═════ Listed entries ═════

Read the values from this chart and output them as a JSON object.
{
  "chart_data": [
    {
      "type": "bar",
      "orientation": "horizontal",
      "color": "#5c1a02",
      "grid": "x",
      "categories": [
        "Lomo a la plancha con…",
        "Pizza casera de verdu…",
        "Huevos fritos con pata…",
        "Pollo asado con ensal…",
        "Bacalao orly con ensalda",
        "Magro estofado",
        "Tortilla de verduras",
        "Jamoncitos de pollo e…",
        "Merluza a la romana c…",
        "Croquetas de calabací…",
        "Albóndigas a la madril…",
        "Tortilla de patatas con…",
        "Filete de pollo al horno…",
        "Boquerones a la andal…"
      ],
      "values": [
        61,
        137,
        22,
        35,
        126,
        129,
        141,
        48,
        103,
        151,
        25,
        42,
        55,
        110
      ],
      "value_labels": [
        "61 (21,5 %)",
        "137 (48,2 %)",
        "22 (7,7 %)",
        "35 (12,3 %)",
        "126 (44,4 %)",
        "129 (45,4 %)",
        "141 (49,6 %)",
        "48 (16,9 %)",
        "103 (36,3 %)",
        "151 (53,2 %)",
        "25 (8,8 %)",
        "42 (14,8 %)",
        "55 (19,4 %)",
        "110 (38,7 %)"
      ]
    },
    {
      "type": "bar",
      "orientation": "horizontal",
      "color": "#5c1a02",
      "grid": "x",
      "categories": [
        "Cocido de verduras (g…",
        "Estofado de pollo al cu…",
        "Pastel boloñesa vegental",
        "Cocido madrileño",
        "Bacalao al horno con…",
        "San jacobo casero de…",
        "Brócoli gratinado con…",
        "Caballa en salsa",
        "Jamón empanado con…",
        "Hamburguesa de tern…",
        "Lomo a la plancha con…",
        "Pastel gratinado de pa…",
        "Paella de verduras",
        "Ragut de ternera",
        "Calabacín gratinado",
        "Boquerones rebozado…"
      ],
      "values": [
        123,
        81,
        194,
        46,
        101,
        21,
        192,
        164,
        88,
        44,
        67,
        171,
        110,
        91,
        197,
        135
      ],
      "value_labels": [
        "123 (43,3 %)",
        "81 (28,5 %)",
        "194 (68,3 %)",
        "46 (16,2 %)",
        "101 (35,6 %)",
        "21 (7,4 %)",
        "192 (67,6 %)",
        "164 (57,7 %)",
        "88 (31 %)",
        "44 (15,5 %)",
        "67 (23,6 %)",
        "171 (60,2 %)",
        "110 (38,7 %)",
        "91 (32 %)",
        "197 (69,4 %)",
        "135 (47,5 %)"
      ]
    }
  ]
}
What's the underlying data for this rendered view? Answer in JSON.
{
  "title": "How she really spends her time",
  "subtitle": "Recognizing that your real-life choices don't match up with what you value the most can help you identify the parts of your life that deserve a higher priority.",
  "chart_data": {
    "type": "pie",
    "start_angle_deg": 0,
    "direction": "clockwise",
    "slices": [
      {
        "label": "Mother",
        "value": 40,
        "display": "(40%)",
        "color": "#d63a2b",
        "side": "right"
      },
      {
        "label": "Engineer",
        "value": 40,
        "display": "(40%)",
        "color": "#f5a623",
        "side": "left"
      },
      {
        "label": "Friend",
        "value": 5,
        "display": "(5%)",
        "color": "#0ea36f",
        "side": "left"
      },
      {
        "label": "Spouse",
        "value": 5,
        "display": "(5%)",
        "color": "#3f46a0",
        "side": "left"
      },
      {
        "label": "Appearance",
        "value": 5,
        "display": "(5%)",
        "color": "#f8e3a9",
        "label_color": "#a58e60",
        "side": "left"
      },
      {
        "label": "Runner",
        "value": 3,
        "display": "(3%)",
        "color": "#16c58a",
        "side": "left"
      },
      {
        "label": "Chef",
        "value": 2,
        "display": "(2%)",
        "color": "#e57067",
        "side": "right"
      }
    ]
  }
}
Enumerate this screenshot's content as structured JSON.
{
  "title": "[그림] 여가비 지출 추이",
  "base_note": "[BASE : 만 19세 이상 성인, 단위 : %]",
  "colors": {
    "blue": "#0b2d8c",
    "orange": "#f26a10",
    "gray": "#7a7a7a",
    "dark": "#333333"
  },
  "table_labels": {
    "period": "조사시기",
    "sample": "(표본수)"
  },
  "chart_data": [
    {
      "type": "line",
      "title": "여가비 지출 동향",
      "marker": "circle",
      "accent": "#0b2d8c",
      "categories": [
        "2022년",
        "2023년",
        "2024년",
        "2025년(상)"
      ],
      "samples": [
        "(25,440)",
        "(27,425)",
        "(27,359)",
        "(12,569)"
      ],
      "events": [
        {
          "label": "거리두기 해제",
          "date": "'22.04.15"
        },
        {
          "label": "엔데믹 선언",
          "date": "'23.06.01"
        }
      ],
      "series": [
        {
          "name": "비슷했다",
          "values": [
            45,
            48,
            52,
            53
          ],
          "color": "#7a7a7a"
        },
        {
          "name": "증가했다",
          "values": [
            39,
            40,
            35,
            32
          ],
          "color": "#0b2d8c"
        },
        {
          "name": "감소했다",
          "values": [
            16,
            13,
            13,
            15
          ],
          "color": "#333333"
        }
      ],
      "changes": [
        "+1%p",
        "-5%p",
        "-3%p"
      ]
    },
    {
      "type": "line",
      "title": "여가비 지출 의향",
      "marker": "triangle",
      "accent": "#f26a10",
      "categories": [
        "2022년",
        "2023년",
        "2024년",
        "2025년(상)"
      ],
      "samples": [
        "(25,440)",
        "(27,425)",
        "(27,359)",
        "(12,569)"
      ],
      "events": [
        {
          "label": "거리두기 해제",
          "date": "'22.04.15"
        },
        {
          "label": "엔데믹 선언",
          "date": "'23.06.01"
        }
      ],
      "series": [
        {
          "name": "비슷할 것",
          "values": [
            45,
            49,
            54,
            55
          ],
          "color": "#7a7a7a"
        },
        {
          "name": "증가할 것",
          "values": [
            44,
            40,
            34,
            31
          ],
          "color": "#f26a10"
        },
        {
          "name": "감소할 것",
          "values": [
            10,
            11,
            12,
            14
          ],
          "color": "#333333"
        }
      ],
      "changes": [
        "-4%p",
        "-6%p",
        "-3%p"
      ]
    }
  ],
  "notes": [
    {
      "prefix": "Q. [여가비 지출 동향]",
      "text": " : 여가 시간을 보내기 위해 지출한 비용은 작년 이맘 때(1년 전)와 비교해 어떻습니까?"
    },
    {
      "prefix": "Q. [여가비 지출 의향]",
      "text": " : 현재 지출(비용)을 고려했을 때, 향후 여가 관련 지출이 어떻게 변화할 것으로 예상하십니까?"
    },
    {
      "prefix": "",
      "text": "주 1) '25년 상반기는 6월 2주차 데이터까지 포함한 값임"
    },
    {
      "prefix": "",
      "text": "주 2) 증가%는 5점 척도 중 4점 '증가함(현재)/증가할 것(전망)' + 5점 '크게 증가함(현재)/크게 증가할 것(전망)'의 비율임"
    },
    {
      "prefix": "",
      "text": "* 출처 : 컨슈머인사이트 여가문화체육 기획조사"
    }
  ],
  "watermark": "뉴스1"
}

═════

▶ Brief: Retype the entries exactly, including every line.

▶ Answer to the exercise:
Read the values from this chart and output them as a JSON object.
{
  "chart_data": [
    {
      "type": "bar",
      "orientation": "horizontal",
      "color": "#5c1a02",
      "grid": "x",
      "categories": [
        "Lomo a la plancha con…",
        "Pizza casera de verdu…",
        "Huevos fritos con pata…",
        "Pollo asado con ensal…",
        "Bacalao orly con ensalda",
        "Magro estofado",
        "Tortilla de verduras",
        "Jamoncitos de pollo e…",
        "Merluza a la romana c…",
        "Croquetas de calabací…",
        "Albóndigas a la madril…",
        "Tortilla de patatas con…",
        "Filete de pollo al horno…",
        "Boquerones a la andal…"
      ],
      "values": [
        61,
        137,
        22,
        35,
        126,
        129,
        141,
        48,
        103,
        151,
        25,
        42,
        55,
        110
      ],
      "value_labels": [
        "61 (21,5 %)",
        "137 (48,2 %)",
        "22 (7,7 %)",
        "35 (12,3 %)",
        "126 (44,4 %)",
        "129 (45,4 %)",
        "141 (49,6 %)",
        "48 (16,9 %)",
        "103 (36,3 %)",
        "151 (53,2 %)",
        "25 (8,8 %)",
        "42 (14,8 %)",
        "55 (19,4 %)",
        "110 (38,7 %)"
      ]
    },
    {
      "type": "bar",
      "orientation": "horizontal",
      "color": "#5c1a02",
      "grid": "x",
      "categories": [
        "Cocido de verduras (g…",
        "Estofado de pollo al cu…",
        "Pastel boloñesa vegental",
        "Cocido madrileño",
        "Bacalao al horno con…",
        "San jacobo casero de…",
        "Brócoli gratinado con…",
        "Caballa en salsa",
        "Jamón empanado con…",
        "Hamburguesa de tern…",
        "Lomo a la plancha con…",
        "Pastel gratinado de pa…",
        "Paella de verduras",
        "Ragut de ternera",
        "Calabacín gratinado",
        "Boquerones rebozado…"
      ],
      "values": [
        123,
        81,
        194,
        46,
        101,
        21,
        192,
        164,
        88,
        44,
        67,
        171,
        110,
        91,
        197,
        135
      ],
      "value_labels": [
        "123 (43,3 %)",
        "81 (28,5 %)",
        "194 (68,3 %)",
        "46 (16,2 %)",
        "101 (35,6 %)",
        "21 (7,4 %)",
        "192 (67,6 %)",
        "164 (57,7 %)",
        "88 (31 %)",
        "44 (15,5 %)",
        "67 (23,6 %)",
        "171 (60,2 %)",
        "110 (38,7 %)",
        "91 (32 %)",
        "197 (69,4 %)",
        "135 (47,5 %)"
      ]
    }
  ]
}
What's the underlying data for this rendered view? Answer in JSON.
{
  "title": "How she really spends her time",
  "subtitle": "Recognizing that your real-life choices don't match up with what you value the most can help you identify the parts of your life that deserve a higher priority.",
  "chart_data": {
    "type": "pie",
    "start_angle_deg": 0,
    "direction": "clockwise",
    "slices": [
      {
        "label": "Mother",
        "value": 40,
        "display": "(40%)",
        "color": "#d63a2b",
        "side": "right"
      },
      {
        "label": "Engineer",
        "value": 40,
        "display": "(40%)",
        "color": "#f5a623",
        "side": "left"
      },
      {
        "label": "Friend",
        "value": 5,
        "display": "(5%)",
        "color": "#0ea36f",
        "side": "left"
      },
      {
        "label": "Spouse",
        "value": 5,
        "display": "(5%)",
        "color": "#3f46a0",
        "side": "left"
      },
      {
        "label": "Appearance",
        "value": 5,
        "display": "(5%)",
        "color": "#f8e3a9",
        "label_color": "#a58e60",
        "side": "left"
      },
      {
        "label": "Runner",
        "value": 3,
        "display": "(3%)",
        "color": "#16c58a",
        "side": "left"
      },
      {
        "label": "Chef",
        "value": 2,
        "display": "(2%)",
        "color": "#e57067",
        "side": "right"
      }
    ]
  }
}
Enumerate this screenshot's content as structured JSON.
{
  "title": "[그림] 여가비 지출 추이",
  "base_note": "[BASE : 만 19세 이상 성인, 단위 : %]",
  "colors": {
    "blue": "#0b2d8c",
    "orange": "#f26a10",
    "gray": "#7a7a7a",
    "dark": "#333333"
  },
  "table_labels": {
    "period": "조사시기",
    "sample": "(표본수)"
  },
  "chart_data": [
    {
      "type": "line",
      "title": "여가비 지출 동향",
      "marker": "circle",
      "accent": "#0b2d8c",
      "categories": [
        "2022년",
        "2023년",
        "2024년",
        "2025년(상)"
      ],
      "samples": [
        "(25,440)",
        "(27,425)",
        "(27,359)",
        "(12,569)"
      ],
      "events": [
        {
          "label": "거리두기 해제",
          "date": "'22.04.15"
        },
        {
          "label": "엔데믹 선언",
          "date": "'23.06.01"
        }
      ],
      "series": [
        {
          "name": "비슷했다",
          "values": [
            45,
            48,
            52,
            53
          ],
          "color": "#7a7a7a"
        },
        {
          "name": "증가했다",
          "values": [
            39,
            40,
            35,
            32
          ],
          "color": "#0b2d8c"
        },
        {
          "name": "감소했다",
          "values": [
            16,
            13,
            13,
            15
          ],
          "color": "#333333"
        }
      ],
      "changes": [
        "+1%p",
        "-5%p",
        "-3%p"
      ]
    },
    {
      "type": "line",
      "title": "여가비 지출 의향",
      "marker": "triangle",
      "accent": "#f26a10",
      "categories": [
        "2022년",
        "2023년",
        "2024년",
        "2025년(상)"
      ],
      "samples": [
        "(25,440)",
        "(27,425)",
        "(27,359)",
        "(12,569)"
      ],
      "events": [
        {
          "label": "거리두기 해제",
          "date": "'22.04.15"
        },
        {
          "label": "엔데믹 선언",
          "date": "'23.06.01"
        }
      ],
      "series": [
        {
          "name": "비슷할 것",
          "values": [
            45,
            49,
            54,
            55
          ],
          "color": "#7a7a7a"
        },
        {
          "name": "증가할 것",
          "values": [
            44,
            40,
            34,
            31
          ],
          "color": "#f26a10"
        },
        {
          "name": "감소할 것",
          "values": [
            10,
            11,
            12,
            14
          ],
          "color": "#333333"
        }
      ],
      "changes": [
        "-4%p",
        "-6%p",
        "-3%p"
      ]
    }
  ],
  "notes": [
    {
      "prefix": "Q. [여가비 지출 동향]",
      "text": " : 여가 시간을 보내기 위해 지출한 비용은 작년 이맘 때(1년 전)와 비교해 어떻습니까?"
    },
    {
      "prefix": "Q. [여가비 지출 의향]",
      "text": " : 현재 지출(비용)을 고려했을 때, 향후 여가 관련 지출이 어떻게 변화할 것으로 예상하십니까?"
    },
    {
      "prefix": "",
      "text": "주 1) '25년 상반기는 6월 2주차 데이터까지 포함한 값임"
    },
    {
      "prefix": "",
      "text": "주 2) 증가%는 5점 척도 중 4점 '증가함(현재)/증가할 것(전망)' + 5점 '크게 증가함(현재)/크게 증가할 것(전망)'의 비율임"
    },
    {
      "prefix": "",
      "text": "* 출처 : 컨슈머인사이트 여가문화체육 기획조사"
    }
  ],
  "watermark": "뉴스1"
}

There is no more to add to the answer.